Exercise details:
All of the records below must be output exactly, with no pictures carried over.

>> START Dataset content

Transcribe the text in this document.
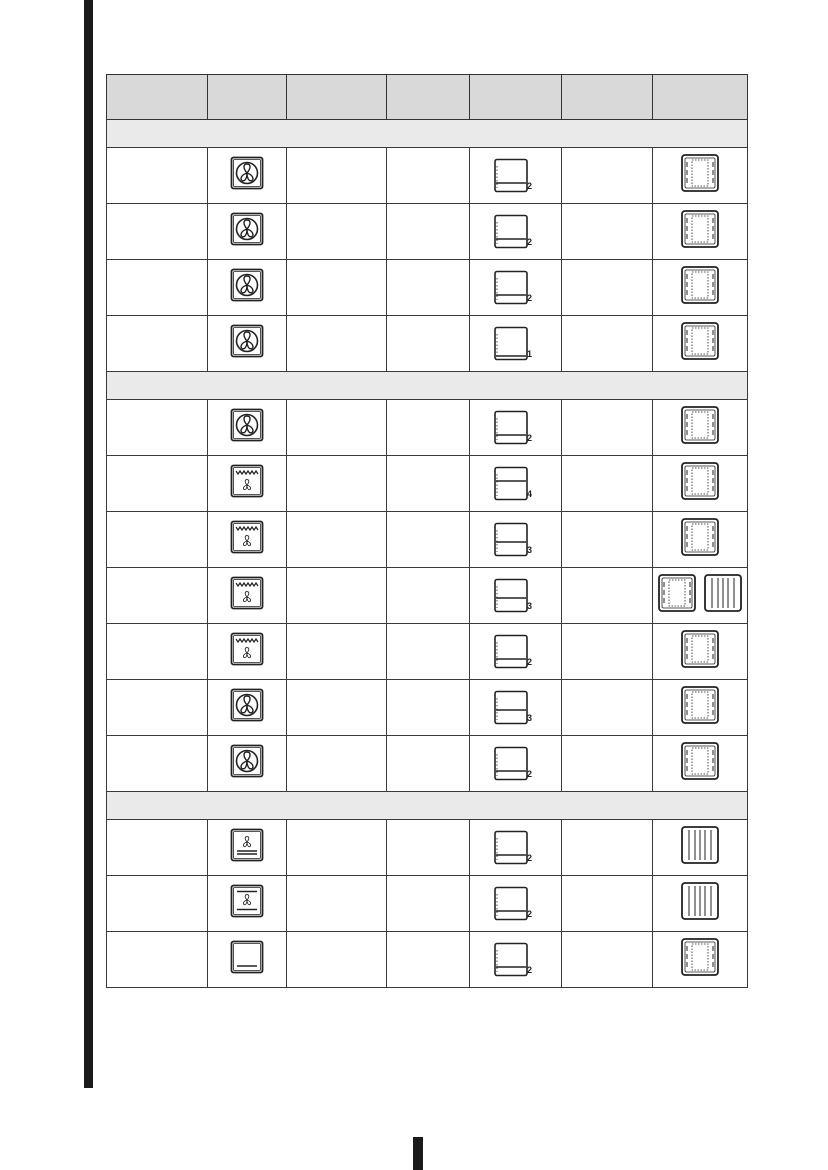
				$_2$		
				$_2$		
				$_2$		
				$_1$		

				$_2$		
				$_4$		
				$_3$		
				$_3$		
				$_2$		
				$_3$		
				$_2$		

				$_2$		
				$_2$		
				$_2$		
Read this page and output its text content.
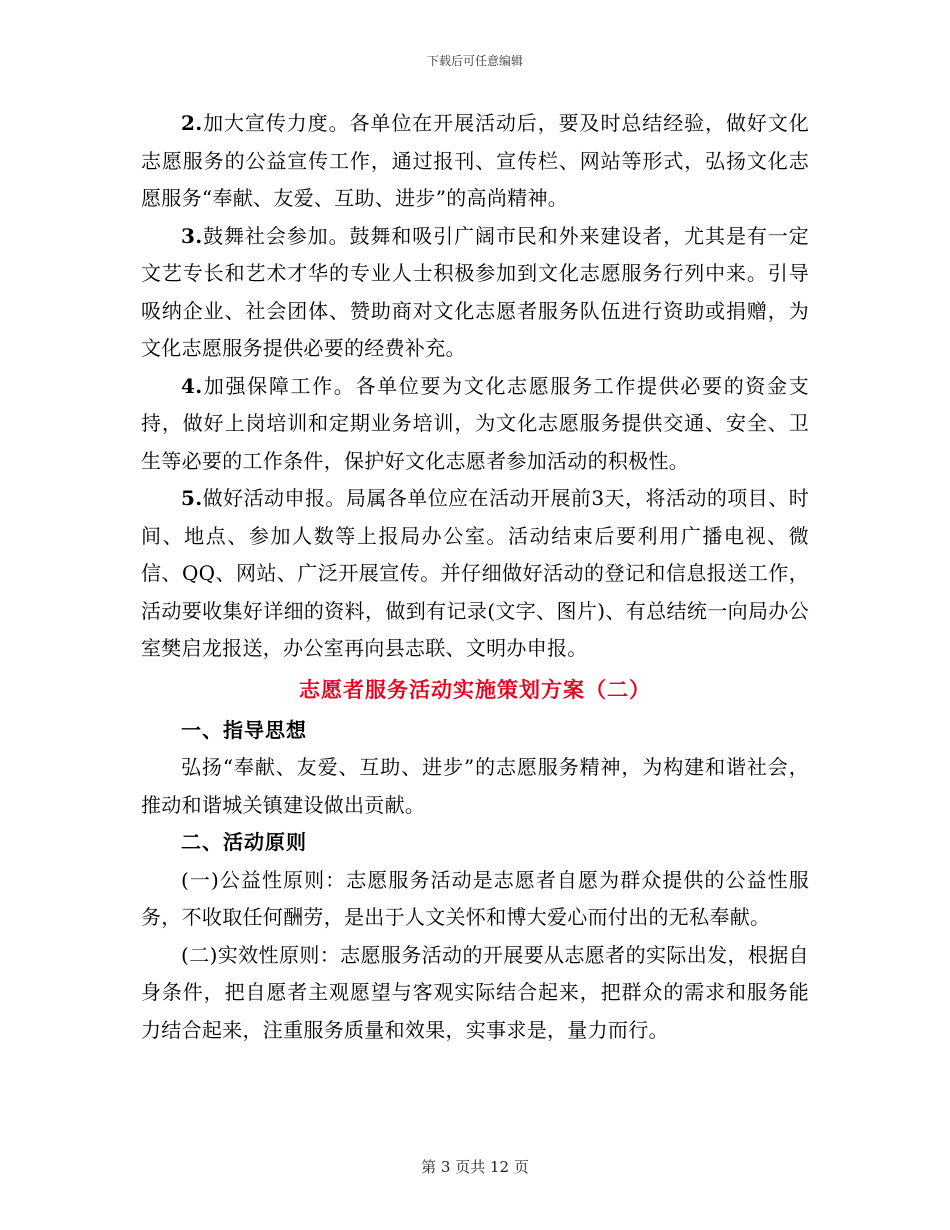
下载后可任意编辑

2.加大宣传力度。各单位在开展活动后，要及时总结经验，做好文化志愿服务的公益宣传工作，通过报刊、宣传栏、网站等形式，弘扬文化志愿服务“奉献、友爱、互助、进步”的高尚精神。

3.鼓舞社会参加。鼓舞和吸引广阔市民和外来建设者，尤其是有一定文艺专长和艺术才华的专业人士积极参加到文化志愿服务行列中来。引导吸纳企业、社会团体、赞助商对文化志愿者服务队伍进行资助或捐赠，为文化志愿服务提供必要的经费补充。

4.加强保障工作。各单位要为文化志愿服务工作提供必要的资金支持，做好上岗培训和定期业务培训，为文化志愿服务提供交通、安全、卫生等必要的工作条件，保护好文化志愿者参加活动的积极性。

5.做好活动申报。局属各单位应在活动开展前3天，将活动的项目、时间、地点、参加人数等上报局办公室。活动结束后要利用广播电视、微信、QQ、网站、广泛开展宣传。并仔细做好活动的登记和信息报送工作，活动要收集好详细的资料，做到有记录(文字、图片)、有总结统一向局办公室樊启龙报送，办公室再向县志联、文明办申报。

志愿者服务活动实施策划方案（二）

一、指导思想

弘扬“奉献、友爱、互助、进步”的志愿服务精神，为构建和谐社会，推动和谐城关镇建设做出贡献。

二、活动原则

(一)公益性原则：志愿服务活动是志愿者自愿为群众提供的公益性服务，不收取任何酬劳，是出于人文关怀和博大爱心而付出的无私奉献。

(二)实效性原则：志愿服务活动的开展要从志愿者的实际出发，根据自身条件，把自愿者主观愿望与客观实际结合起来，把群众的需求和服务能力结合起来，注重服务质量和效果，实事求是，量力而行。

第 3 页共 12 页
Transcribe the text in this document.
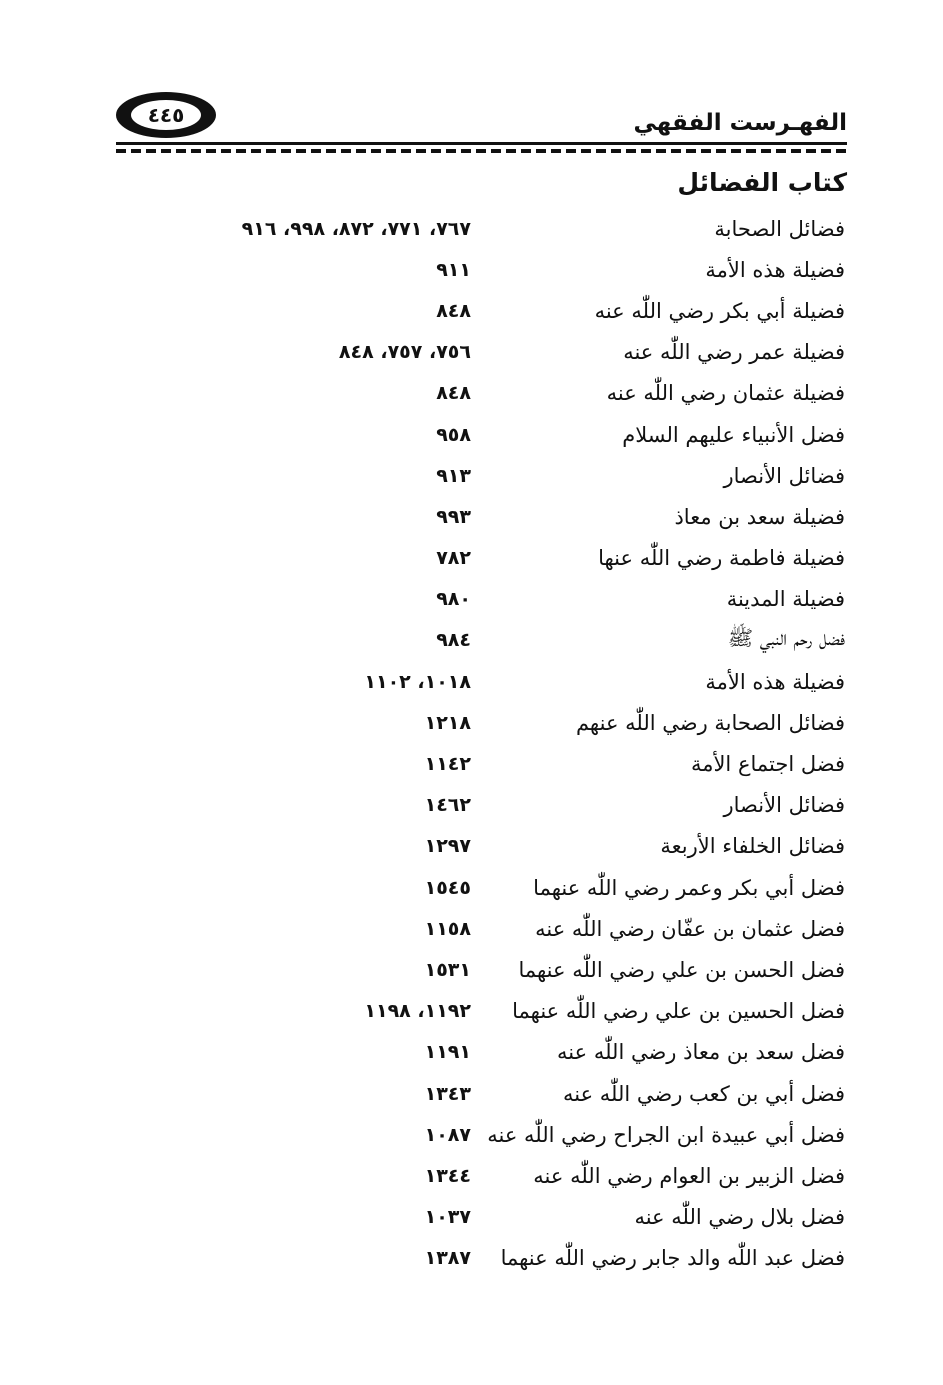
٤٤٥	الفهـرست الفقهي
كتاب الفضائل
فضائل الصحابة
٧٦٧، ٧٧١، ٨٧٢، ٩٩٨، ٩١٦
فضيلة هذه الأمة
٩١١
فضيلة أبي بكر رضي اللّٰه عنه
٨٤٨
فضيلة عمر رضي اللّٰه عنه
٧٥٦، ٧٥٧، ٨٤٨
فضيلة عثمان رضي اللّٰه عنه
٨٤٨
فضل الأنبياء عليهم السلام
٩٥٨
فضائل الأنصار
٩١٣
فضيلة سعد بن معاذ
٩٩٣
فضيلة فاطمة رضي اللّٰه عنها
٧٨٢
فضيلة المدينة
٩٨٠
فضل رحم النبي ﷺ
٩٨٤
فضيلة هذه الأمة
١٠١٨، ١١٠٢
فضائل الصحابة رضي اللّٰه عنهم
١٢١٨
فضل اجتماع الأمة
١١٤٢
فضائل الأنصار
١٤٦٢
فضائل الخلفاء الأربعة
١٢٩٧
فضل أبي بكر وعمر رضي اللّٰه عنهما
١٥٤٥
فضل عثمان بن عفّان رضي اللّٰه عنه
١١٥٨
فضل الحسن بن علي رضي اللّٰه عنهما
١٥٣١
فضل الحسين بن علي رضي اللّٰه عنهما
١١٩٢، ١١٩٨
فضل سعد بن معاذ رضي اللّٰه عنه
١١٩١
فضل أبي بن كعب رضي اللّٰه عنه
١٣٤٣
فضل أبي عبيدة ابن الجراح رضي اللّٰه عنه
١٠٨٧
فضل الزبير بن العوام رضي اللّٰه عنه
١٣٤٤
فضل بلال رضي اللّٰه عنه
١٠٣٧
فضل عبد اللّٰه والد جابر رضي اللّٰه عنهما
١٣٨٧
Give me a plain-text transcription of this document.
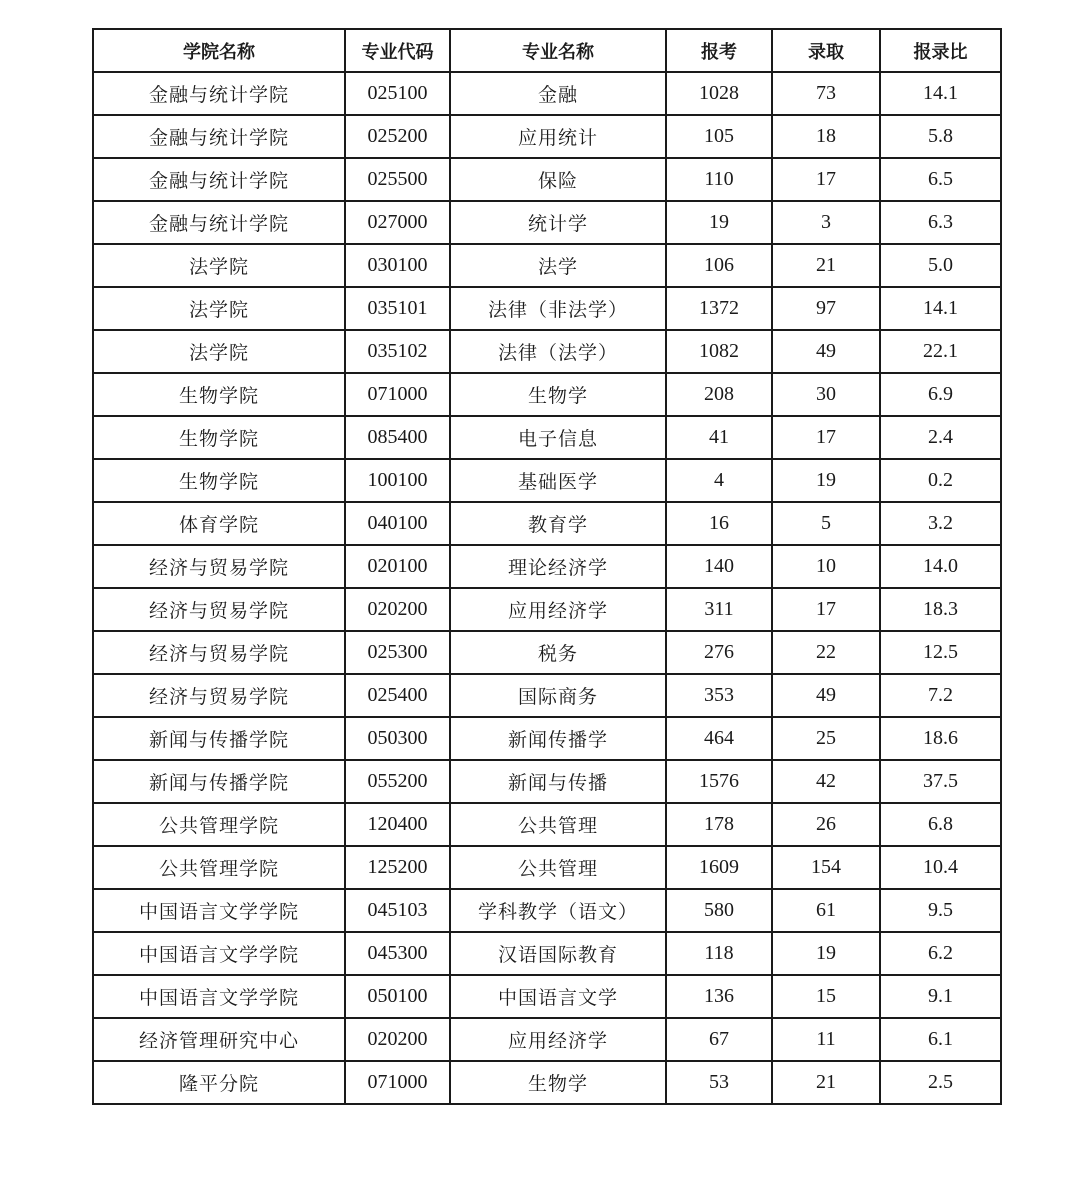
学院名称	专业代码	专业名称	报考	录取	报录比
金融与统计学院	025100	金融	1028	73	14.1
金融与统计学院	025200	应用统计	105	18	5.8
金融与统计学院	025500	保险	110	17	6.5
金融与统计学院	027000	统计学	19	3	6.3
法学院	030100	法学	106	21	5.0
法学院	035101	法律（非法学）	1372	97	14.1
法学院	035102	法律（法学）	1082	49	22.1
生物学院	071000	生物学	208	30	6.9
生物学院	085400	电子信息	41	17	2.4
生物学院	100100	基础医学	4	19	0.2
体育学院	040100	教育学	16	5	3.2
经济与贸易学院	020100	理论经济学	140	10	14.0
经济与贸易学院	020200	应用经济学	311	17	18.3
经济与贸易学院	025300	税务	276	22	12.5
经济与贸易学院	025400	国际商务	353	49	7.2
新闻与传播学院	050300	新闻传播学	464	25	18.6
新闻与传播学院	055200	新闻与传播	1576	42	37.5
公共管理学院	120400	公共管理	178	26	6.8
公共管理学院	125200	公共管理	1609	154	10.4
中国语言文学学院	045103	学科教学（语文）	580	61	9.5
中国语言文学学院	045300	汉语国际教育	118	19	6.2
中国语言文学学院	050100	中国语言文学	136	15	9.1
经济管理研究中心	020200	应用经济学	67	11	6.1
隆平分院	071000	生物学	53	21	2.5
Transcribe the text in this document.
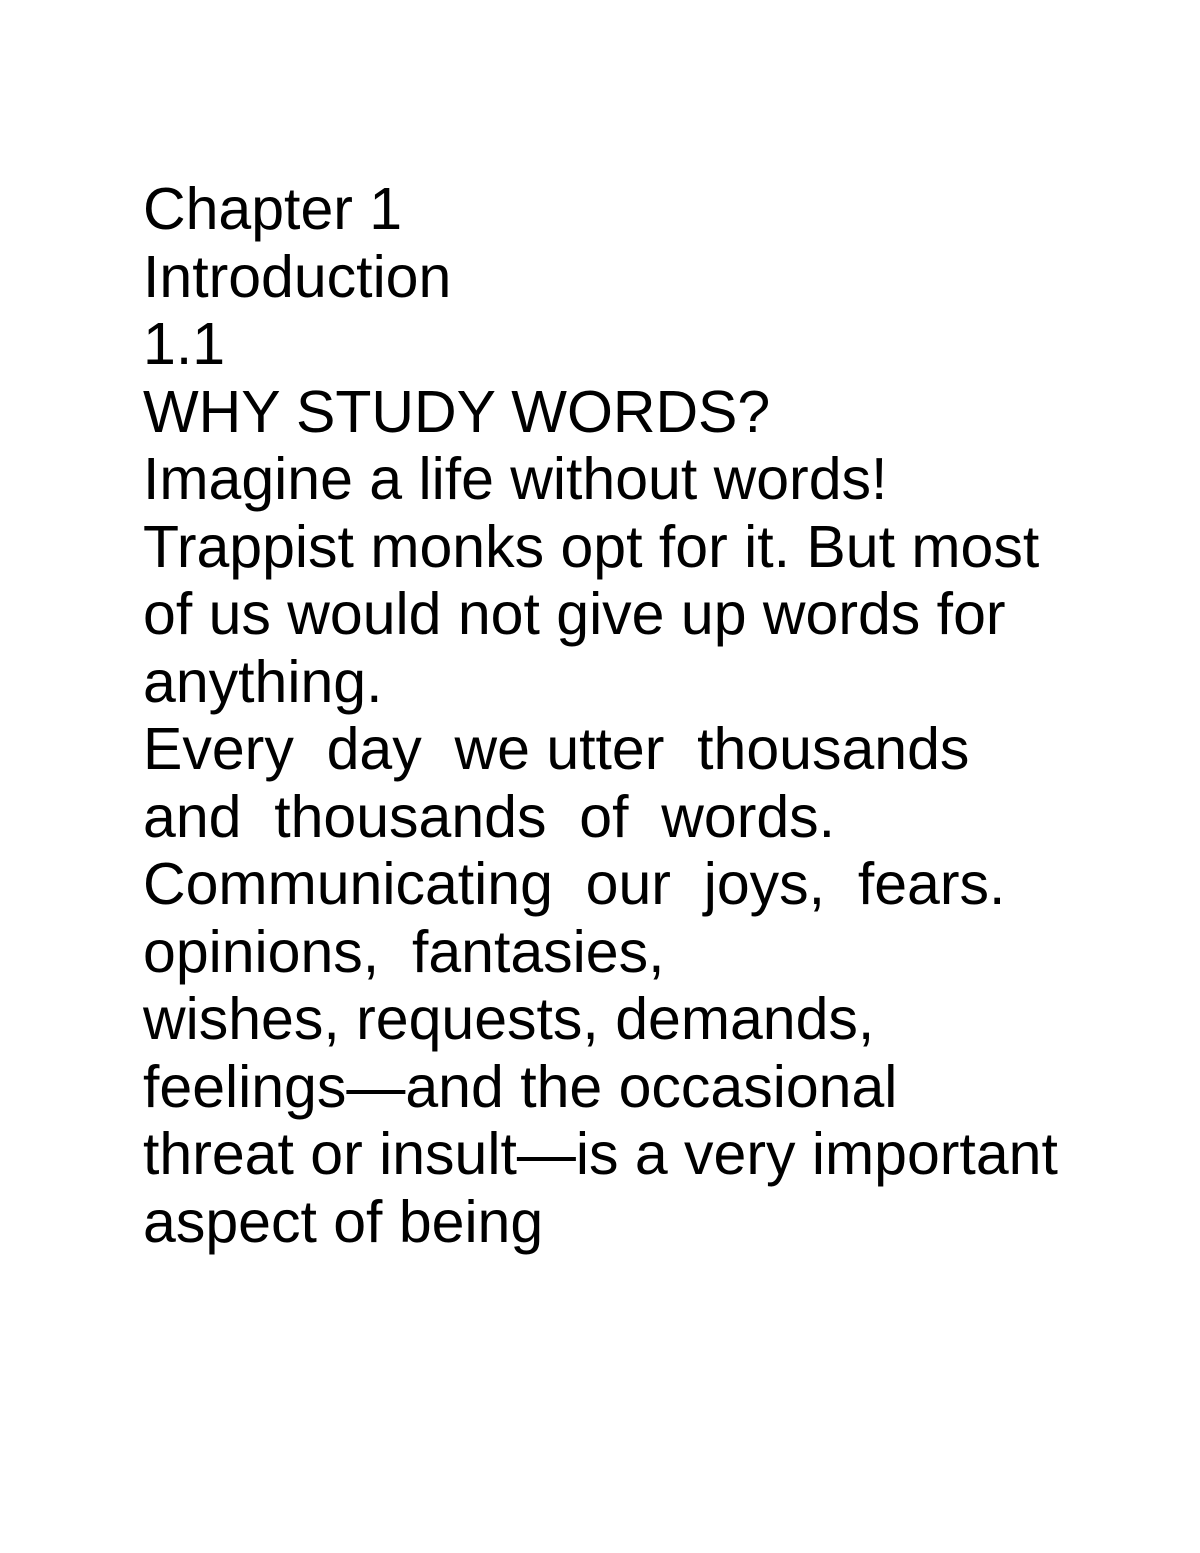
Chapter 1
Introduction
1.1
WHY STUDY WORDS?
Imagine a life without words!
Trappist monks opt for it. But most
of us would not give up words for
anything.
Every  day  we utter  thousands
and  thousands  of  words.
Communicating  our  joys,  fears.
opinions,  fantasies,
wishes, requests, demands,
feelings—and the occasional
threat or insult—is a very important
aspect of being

>> END Dataset content

Reply:
Transcribe the text in this document.
				$_2$		
				$_2$		
				$_2$		
				$_1$		

				$_2$		
				$_4$		
				$_3$		
				$_3$		
				$_2$		
				$_3$		
				$_2$		

				$_2$		
				$_2$		
				$_2$		
Read this page and output its text content.
下载后可任意编辑

2.加大宣传力度。各单位在开展活动后，要及时总结经验，做好文化志愿服务的公益宣传工作，通过报刊、宣传栏、网站等形式，弘扬文化志愿服务“奉献、友爱、互助、进步”的高尚精神。

3.鼓舞社会参加。鼓舞和吸引广阔市民和外来建设者，尤其是有一定文艺专长和艺术才华的专业人士积极参加到文化志愿服务行列中来。引导吸纳企业、社会团体、赞助商对文化志愿者服务队伍进行资助或捐赠，为文化志愿服务提供必要的经费补充。

4.加强保障工作。各单位要为文化志愿服务工作提供必要的资金支持，做好上岗培训和定期业务培训，为文化志愿服务提供交通、安全、卫生等必要的工作条件，保护好文化志愿者参加活动的积极性。

5.做好活动申报。局属各单位应在活动开展前3天，将活动的项目、时间、地点、参加人数等上报局办公室。活动结束后要利用广播电视、微信、QQ、网站、广泛开展宣传。并仔细做好活动的登记和信息报送工作，活动要收集好详细的资料，做到有记录(文字、图片)、有总结统一向局办公室樊启龙报送，办公室再向县志联、文明办申报。

志愿者服务活动实施策划方案（二）

一、指导思想

弘扬“奉献、友爱、互助、进步”的志愿服务精神，为构建和谐社会，推动和谐城关镇建设做出贡献。

二、活动原则

(一)公益性原则：志愿服务活动是志愿者自愿为群众提供的公益性服务，不收取任何酬劳，是出于人文关怀和博大爱心而付出的无私奉献。

(二)实效性原则：志愿服务活动的开展要从志愿者的实际出发，根据自身条件，把自愿者主观愿望与客观实际结合起来，把群众的需求和服务能力结合起来，注重服务质量和效果，实事求是，量力而行。

第 3 页共 12 页
Transcribe the text in this document.
٤٤٥	الفهـرست الفقهي
كتاب الفضائل
فضائل الصحابة
٧٦٧، ٧٧١، ٨٧٢، ٩٩٨، ٩١٦
فضيلة هذه الأمة
٩١١
فضيلة أبي بكر رضي اللّٰه عنه
٨٤٨
فضيلة عمر رضي اللّٰه عنه
٧٥٦، ٧٥٧، ٨٤٨
فضيلة عثمان رضي اللّٰه عنه
٨٤٨
فضل الأنبياء عليهم السلام
٩٥٨
فضائل الأنصار
٩١٣
فضيلة سعد بن معاذ
٩٩٣
فضيلة فاطمة رضي اللّٰه عنها
٧٨٢
فضيلة المدينة
٩٨٠
فضل رحم النبي ﷺ
٩٨٤
فضيلة هذه الأمة
١٠١٨، ١١٠٢
فضائل الصحابة رضي اللّٰه عنهم
١٢١٨
فضل اجتماع الأمة
١١٤٢
فضائل الأنصار
١٤٦٢
فضائل الخلفاء الأربعة
١٢٩٧
فضل أبي بكر وعمر رضي اللّٰه عنهما
١٥٤٥
فضل عثمان بن عفّان رضي اللّٰه عنه
١١٥٨
فضل الحسن بن علي رضي اللّٰه عنهما
١٥٣١
فضل الحسين بن علي رضي اللّٰه عنهما
١١٩٢، ١١٩٨
فضل سعد بن معاذ رضي اللّٰه عنه
١١٩١
فضل أبي بن كعب رضي اللّٰه عنه
١٣٤٣
فضل أبي عبيدة ابن الجراح رضي اللّٰه عنه
١٠٨٧
فضل الزبير بن العوام رضي اللّٰه عنه
١٣٤٤
فضل بلال رضي اللّٰه عنه
١٠٣٧
فضل عبد اللّٰه والد جابر رضي اللّٰه عنهما
١٣٨٧
Give me a plain-text transcription of this document.
学院名称	专业代码	专业名称	报考	录取	报录比
金融与统计学院	025100	金融	1028	73	14.1
金融与统计学院	025200	应用统计	105	18	5.8
金融与统计学院	025500	保险	110	17	6.5
金融与统计学院	027000	统计学	19	3	6.3
法学院	030100	法学	106	21	5.0
法学院	035101	法律（非法学）	1372	97	14.1
法学院	035102	法律（法学）	1082	49	22.1
生物学院	071000	生物学	208	30	6.9
生物学院	085400	电子信息	41	17	2.4
生物学院	100100	基础医学	4	19	0.2
体育学院	040100	教育学	16	5	3.2
经济与贸易学院	020100	理论经济学	140	10	14.0
经济与贸易学院	020200	应用经济学	311	17	18.3
经济与贸易学院	025300	税务	276	22	12.5
经济与贸易学院	025400	国际商务	353	49	7.2
新闻与传播学院	050300	新闻传播学	464	25	18.6
新闻与传播学院	055200	新闻与传播	1576	42	37.5
公共管理学院	120400	公共管理	178	26	6.8
公共管理学院	125200	公共管理	1609	154	10.4
中国语言文学学院	045103	学科教学（语文）	580	61	9.5
中国语言文学学院	045300	汉语国际教育	118	19	6.2
中国语言文学学院	050100	中国语言文学	136	15	9.1
经济管理研究中心	020200	应用经济学	67	11	6.1
隆平分院	071000	生物学	53	21	2.5
Transcribe the text in this document.
Chapter 1
Introduction
1.1
WHY STUDY WORDS?
Imagine a life without words!
Trappist monks opt for it. But most
of us would not give up words for
anything.
Every  day  we utter  thousands
and  thousands  of  words.
Communicating  our  joys,  fears.
opinions,  fantasies,
wishes, requests, demands,
feelings—and the occasional
threat or insult—is a very important
aspect of being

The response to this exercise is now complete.